--- Start of Supplied entries ---

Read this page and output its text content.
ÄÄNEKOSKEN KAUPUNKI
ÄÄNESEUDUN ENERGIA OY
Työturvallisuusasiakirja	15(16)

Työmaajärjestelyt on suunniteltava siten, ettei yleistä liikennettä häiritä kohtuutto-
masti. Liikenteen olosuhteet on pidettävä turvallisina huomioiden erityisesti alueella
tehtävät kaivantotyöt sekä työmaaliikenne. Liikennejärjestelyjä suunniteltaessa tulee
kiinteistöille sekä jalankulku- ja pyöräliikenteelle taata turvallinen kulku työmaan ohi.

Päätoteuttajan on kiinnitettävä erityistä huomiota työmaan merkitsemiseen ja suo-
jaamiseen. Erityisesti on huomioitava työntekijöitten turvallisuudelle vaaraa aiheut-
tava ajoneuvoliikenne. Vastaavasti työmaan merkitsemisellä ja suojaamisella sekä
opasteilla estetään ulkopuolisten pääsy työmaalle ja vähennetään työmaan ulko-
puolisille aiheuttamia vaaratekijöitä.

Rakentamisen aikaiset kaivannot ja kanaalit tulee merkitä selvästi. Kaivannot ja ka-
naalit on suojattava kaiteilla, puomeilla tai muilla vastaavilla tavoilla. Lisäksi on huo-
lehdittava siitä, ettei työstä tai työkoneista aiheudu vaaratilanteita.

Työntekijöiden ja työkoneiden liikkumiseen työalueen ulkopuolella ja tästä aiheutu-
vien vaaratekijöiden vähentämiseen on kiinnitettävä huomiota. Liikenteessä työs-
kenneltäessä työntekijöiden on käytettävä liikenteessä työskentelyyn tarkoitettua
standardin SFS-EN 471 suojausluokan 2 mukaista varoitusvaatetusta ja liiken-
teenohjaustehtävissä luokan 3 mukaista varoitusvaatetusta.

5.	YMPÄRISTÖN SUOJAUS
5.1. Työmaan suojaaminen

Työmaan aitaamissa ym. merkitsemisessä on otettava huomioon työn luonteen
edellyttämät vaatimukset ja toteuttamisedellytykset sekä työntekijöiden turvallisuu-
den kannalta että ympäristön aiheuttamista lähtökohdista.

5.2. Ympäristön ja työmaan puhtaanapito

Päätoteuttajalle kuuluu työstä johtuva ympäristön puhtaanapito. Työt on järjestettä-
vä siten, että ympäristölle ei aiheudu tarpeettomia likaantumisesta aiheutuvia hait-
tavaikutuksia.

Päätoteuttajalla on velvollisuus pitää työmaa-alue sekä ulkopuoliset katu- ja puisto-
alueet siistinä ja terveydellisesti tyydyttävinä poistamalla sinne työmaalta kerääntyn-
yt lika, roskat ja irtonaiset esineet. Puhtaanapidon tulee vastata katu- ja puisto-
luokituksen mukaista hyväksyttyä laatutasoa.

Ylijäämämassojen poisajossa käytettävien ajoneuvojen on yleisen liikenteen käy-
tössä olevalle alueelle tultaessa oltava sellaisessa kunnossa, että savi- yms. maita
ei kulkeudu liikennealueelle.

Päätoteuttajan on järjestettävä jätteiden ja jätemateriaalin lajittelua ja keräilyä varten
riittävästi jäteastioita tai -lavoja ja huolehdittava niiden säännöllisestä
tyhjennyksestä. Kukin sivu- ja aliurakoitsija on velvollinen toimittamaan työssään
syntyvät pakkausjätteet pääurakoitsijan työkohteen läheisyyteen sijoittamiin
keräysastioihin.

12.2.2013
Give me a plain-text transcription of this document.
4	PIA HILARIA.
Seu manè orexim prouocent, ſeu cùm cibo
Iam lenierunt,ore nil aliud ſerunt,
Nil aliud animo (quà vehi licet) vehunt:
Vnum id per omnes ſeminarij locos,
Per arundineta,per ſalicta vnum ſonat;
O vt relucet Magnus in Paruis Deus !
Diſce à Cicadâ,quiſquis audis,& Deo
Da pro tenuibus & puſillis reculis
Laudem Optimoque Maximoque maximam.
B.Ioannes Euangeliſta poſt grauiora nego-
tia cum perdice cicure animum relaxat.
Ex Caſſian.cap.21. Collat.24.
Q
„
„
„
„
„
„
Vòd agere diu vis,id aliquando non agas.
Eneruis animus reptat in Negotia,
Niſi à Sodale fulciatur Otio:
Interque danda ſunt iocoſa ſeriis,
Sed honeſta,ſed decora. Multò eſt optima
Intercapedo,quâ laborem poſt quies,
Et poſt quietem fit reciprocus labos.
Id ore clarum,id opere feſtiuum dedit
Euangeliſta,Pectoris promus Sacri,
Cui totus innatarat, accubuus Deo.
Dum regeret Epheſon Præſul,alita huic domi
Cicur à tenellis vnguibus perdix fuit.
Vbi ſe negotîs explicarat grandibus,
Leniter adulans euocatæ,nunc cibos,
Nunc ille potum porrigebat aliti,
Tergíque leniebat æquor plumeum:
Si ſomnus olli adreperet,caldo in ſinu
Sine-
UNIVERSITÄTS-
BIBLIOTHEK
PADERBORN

--- End of Supplied entries ---

**Instructions to follow**
Only lines with the string "siten" belong in your answer; copy each one.

**Correct output**
Työmaajärjestelyt on suunniteltava siten, ettei yleistä liikennettä häiritä kohtuutto-
vä siten, että ympäristölle ei aiheudu tarpeettomia likaantumisesta aiheutuvia hait-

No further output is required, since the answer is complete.